Stored items from a collection
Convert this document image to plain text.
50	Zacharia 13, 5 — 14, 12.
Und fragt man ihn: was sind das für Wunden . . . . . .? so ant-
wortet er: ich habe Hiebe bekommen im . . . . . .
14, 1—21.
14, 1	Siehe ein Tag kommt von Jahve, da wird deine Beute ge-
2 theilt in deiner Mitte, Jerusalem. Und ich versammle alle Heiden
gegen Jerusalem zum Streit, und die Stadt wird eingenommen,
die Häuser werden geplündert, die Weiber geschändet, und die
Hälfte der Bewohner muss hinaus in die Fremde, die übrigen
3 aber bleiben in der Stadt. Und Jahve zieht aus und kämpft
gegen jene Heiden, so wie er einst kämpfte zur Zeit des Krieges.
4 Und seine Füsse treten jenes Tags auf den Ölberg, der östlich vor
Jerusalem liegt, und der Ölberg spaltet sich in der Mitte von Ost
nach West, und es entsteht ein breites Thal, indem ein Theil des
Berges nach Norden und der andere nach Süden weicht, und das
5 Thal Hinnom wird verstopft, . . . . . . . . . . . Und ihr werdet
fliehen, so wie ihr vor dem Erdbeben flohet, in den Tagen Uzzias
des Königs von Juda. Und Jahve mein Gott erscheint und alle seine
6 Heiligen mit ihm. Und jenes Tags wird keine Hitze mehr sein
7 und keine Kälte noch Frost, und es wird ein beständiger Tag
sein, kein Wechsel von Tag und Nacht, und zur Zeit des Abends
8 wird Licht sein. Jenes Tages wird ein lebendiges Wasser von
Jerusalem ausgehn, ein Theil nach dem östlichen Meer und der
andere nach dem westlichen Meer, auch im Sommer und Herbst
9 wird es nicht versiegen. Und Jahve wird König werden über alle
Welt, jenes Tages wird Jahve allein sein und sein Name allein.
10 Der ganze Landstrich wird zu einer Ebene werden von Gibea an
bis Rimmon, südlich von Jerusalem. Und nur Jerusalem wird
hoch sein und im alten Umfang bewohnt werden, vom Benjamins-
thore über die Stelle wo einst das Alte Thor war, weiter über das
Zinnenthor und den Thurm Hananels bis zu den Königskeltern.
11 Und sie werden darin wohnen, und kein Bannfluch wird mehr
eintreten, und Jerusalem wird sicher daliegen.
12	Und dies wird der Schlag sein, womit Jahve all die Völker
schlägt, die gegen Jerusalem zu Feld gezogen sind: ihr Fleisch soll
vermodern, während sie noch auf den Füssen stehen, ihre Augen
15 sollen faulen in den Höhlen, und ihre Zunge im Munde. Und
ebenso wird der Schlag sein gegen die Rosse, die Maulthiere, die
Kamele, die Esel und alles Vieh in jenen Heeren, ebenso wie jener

- [WHAT THIS TASK INVOLVES]
Look through the entries for the string "ebenso". Every line that has it belongs in the answer.

- [EXPECTED ANSWER]
ebenso wird der Schlag sein gegen die Rosse, die Maulthiere, die
Kamele, die Esel und alles Vieh in jenen Heeren, ebenso wie jener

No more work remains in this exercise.